From the listing, collect all lines containing the word "Attribute".
┌─ INPUT MATERIAL
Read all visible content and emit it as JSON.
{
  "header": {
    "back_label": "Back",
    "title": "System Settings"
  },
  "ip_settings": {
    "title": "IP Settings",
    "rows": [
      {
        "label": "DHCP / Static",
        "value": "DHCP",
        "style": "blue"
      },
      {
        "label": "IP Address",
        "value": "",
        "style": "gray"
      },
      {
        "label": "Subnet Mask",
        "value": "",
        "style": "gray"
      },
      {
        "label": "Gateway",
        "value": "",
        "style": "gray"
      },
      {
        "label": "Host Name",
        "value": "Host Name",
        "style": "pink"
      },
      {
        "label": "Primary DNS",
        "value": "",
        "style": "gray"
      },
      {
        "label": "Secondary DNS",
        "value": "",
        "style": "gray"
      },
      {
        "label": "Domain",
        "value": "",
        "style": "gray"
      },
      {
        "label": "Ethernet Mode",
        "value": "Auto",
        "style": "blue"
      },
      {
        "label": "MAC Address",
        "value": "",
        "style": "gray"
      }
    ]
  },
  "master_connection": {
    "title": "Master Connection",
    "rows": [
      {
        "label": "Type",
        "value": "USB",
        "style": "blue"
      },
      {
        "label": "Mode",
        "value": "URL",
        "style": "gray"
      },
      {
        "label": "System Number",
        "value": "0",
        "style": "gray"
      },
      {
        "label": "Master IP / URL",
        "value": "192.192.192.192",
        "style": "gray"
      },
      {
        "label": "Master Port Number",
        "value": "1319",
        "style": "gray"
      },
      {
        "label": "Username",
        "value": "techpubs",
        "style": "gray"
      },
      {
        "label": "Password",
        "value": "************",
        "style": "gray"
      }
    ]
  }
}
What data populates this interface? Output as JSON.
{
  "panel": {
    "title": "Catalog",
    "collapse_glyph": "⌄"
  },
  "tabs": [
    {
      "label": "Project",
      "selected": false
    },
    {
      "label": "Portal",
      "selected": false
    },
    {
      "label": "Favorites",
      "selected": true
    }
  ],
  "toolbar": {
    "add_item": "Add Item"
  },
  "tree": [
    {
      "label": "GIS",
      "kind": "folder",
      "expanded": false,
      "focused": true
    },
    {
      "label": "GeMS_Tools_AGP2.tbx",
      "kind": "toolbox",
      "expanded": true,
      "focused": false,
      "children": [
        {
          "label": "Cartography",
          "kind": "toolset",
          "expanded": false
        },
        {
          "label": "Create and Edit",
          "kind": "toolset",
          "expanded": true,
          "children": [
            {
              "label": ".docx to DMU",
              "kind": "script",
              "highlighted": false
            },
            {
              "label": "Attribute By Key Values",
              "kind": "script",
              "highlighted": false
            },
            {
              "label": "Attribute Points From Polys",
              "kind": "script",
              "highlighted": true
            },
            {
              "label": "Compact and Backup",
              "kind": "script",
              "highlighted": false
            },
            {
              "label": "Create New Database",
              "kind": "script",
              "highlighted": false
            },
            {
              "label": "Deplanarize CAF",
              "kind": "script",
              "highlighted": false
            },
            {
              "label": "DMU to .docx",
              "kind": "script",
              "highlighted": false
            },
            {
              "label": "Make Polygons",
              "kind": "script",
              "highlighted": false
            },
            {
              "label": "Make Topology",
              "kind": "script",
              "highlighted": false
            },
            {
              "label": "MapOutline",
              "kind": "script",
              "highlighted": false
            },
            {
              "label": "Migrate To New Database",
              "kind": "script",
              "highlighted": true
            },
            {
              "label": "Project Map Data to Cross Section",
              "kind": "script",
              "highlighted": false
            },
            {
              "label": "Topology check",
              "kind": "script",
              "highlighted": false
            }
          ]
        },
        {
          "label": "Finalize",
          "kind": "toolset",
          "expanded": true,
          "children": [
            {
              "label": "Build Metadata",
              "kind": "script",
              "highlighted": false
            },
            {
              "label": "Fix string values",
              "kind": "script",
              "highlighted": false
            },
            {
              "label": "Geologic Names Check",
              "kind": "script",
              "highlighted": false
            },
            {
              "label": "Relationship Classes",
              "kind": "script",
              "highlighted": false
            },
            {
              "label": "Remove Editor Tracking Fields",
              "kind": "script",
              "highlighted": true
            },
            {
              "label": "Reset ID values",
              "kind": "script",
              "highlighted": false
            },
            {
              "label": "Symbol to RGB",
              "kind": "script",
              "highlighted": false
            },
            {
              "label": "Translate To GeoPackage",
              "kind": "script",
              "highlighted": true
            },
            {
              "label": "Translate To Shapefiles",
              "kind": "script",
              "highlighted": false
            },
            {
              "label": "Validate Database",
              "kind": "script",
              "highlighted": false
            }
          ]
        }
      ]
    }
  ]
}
└─
ANSWER IN FULL:
              "label": "Attribute By Key Values",
              "label": "Attribute Points From Polys",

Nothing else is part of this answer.